#### [Task brief]
Determine how many lines of the entries contain "code". Reply with that number alone.

#### [Records for processing]
>>>
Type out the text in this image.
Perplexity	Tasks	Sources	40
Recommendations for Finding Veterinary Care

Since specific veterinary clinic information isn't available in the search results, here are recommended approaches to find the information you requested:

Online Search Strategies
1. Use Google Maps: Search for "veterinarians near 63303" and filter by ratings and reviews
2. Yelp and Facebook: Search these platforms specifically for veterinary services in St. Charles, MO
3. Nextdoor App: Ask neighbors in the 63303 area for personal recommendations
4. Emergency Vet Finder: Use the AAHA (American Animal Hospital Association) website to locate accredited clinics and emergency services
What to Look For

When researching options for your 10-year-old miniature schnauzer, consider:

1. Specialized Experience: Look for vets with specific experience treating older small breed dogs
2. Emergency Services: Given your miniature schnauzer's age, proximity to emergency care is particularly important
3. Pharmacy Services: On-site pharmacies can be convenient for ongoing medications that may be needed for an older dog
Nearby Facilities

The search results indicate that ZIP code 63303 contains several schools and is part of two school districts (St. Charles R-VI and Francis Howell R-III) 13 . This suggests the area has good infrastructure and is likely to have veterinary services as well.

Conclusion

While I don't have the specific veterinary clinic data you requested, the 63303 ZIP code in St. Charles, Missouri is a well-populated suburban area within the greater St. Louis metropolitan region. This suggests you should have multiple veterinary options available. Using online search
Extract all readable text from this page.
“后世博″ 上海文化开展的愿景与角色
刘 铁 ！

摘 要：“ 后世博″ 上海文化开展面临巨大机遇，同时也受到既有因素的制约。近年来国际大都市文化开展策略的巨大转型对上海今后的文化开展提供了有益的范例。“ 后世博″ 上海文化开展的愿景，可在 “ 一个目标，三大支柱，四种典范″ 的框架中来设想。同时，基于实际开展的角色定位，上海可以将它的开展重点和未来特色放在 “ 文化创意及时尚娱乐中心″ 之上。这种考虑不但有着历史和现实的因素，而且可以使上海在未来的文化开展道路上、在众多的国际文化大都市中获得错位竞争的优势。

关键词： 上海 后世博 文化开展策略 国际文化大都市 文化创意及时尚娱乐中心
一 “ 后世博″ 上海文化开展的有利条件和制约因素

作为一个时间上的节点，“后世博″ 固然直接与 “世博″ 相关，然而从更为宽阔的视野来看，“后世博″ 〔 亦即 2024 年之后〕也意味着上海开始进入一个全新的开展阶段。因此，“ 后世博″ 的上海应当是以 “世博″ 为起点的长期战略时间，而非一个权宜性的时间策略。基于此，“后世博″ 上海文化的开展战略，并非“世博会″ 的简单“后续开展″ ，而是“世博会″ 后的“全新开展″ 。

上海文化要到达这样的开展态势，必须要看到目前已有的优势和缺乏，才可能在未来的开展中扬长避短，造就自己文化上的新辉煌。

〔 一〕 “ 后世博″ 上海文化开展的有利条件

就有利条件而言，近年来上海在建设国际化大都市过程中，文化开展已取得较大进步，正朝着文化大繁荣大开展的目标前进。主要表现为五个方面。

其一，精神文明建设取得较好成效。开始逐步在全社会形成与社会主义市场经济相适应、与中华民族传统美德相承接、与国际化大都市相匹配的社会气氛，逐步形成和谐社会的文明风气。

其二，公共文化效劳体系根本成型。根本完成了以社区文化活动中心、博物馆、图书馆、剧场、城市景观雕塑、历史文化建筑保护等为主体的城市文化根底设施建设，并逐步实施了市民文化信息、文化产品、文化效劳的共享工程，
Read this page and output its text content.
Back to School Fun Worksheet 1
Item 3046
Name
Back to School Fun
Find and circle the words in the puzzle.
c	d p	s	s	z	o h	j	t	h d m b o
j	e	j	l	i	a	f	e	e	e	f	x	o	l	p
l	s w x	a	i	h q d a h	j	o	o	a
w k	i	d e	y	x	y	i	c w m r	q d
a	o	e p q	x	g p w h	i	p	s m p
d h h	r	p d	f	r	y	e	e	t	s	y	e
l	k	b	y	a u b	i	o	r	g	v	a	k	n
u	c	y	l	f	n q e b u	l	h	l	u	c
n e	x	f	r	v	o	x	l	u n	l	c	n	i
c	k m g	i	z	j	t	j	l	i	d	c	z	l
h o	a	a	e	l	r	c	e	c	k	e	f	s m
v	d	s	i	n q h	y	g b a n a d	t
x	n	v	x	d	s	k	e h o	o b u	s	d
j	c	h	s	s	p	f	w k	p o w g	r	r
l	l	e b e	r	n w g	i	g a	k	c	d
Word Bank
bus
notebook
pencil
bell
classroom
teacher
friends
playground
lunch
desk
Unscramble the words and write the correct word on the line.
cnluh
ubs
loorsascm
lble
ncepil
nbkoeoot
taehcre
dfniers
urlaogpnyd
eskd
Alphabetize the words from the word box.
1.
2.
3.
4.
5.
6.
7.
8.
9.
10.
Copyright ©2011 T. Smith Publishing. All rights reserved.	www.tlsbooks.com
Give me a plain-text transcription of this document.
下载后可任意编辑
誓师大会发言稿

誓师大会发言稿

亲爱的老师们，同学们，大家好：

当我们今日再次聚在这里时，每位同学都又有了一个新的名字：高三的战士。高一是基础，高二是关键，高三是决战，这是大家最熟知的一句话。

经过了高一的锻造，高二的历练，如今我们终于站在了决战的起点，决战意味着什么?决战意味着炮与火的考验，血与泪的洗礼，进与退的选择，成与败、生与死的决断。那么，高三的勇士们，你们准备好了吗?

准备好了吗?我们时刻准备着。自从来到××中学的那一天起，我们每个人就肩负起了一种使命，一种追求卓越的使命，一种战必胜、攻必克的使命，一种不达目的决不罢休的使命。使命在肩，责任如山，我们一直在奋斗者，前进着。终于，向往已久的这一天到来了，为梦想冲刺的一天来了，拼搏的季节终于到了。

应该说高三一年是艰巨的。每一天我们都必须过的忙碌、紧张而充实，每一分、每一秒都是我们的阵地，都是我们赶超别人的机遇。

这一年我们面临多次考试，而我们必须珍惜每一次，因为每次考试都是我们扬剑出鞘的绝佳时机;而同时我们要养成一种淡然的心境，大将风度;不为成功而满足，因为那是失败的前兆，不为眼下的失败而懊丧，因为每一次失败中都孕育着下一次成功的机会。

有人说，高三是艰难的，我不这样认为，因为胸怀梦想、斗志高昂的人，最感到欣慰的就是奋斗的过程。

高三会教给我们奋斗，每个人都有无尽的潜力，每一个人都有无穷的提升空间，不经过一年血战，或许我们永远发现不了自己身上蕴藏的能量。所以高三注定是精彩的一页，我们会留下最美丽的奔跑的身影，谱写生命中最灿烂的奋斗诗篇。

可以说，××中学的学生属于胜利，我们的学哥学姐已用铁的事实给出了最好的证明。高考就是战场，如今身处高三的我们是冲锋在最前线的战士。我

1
<<<
#### [Complete output]
2